--- START Raw records ---
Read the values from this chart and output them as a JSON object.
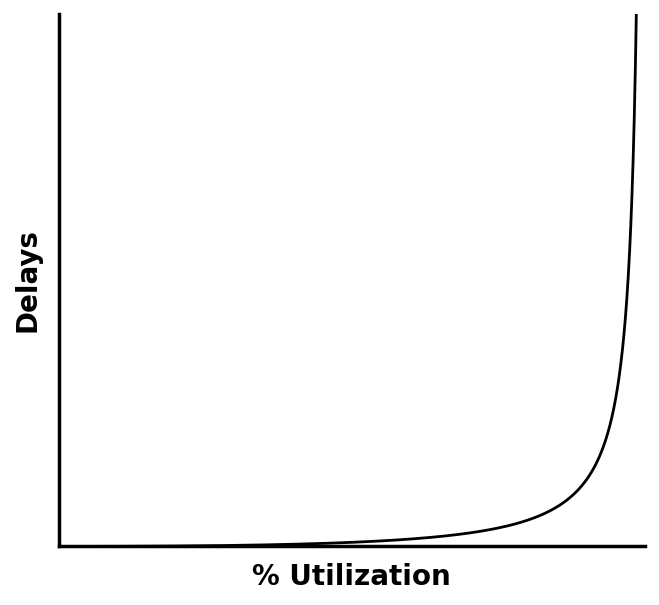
{
  "xlabel": "% Utilization",
  "ylabel": "Delays",
  "background_color": "#ffffff",
  "line_color": "#000000",
  "line_width": 2.0,
  "axis_color": "#000000",
  "xlabel_fontsize": 20,
  "ylabel_fontsize": 20,
  "xlabel_fontweight": "bold",
  "ylabel_fontweight": "bold",
  "rho_max": 0.985,
  "xlim": [
    0,
    1.0
  ],
  "ylim": [
    0,
    1.0
  ],
  "figsize": [
    6.59,
    6.05
  ],
  "dpi": 100
}
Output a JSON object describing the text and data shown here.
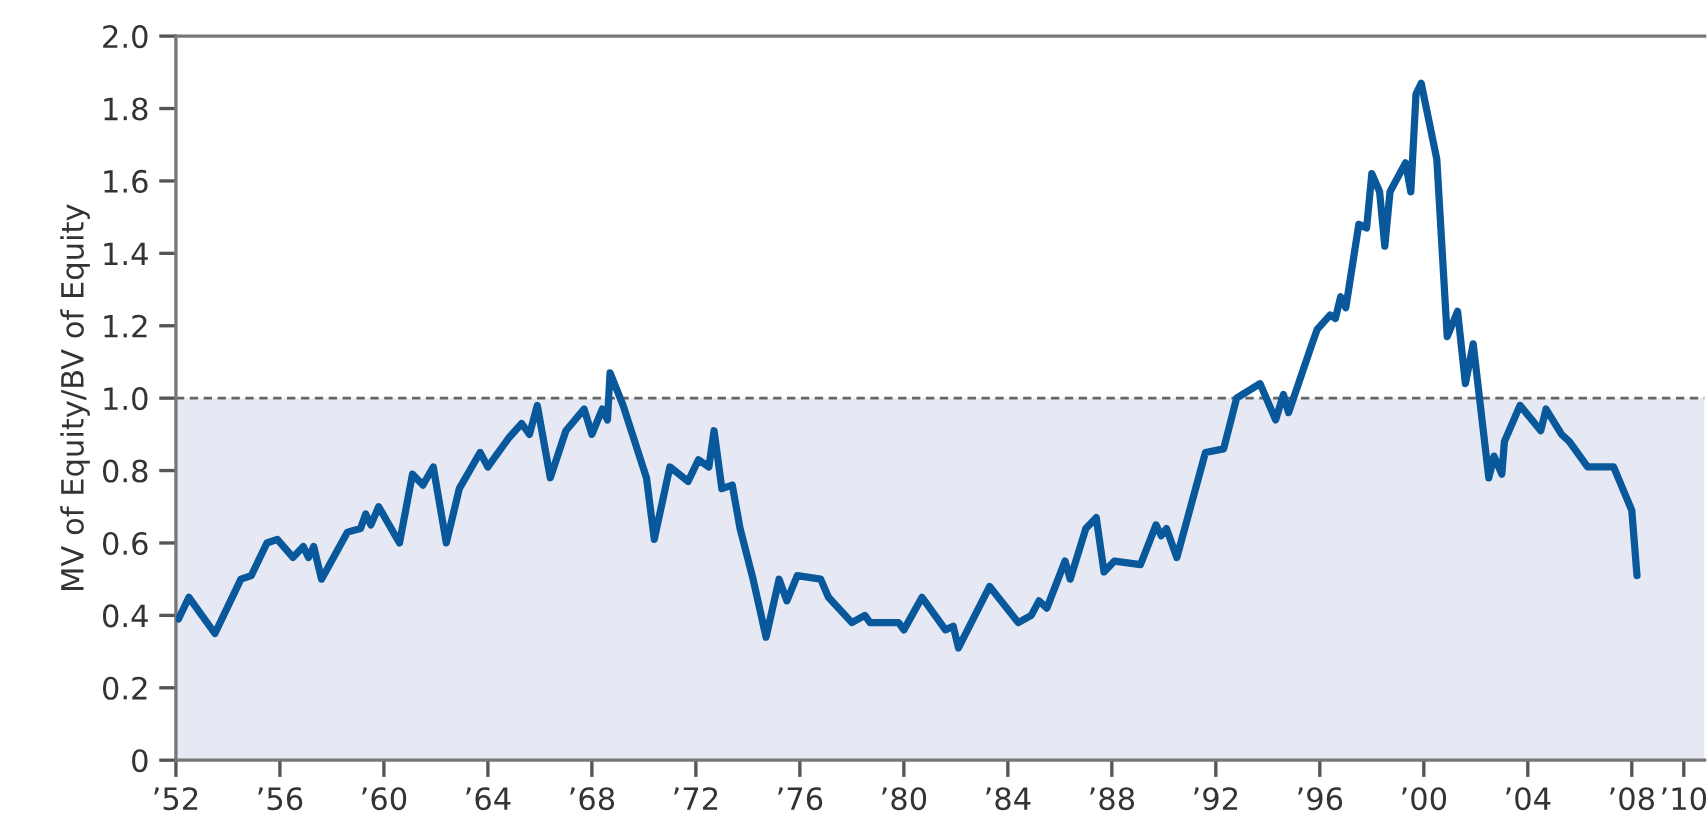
--- END Raw records ---
** What is needed **
Write out the records above exactly as they stand, leaving out every picture.

** Response to the exercise **
Read the values from this chart and output them as a JSON object.
{
  "xlabel": "% Utilization",
  "ylabel": "Delays",
  "background_color": "#ffffff",
  "line_color": "#000000",
  "line_width": 2.0,
  "axis_color": "#000000",
  "xlabel_fontsize": 20,
  "ylabel_fontsize": 20,
  "xlabel_fontweight": "bold",
  "ylabel_fontweight": "bold",
  "rho_max": 0.985,
  "xlim": [
    0,
    1.0
  ],
  "ylim": [
    0,
    1.0
  ],
  "figsize": [
    6.59,
    6.05
  ],
  "dpi": 100
}
Output a JSON object describing the text and data shown here.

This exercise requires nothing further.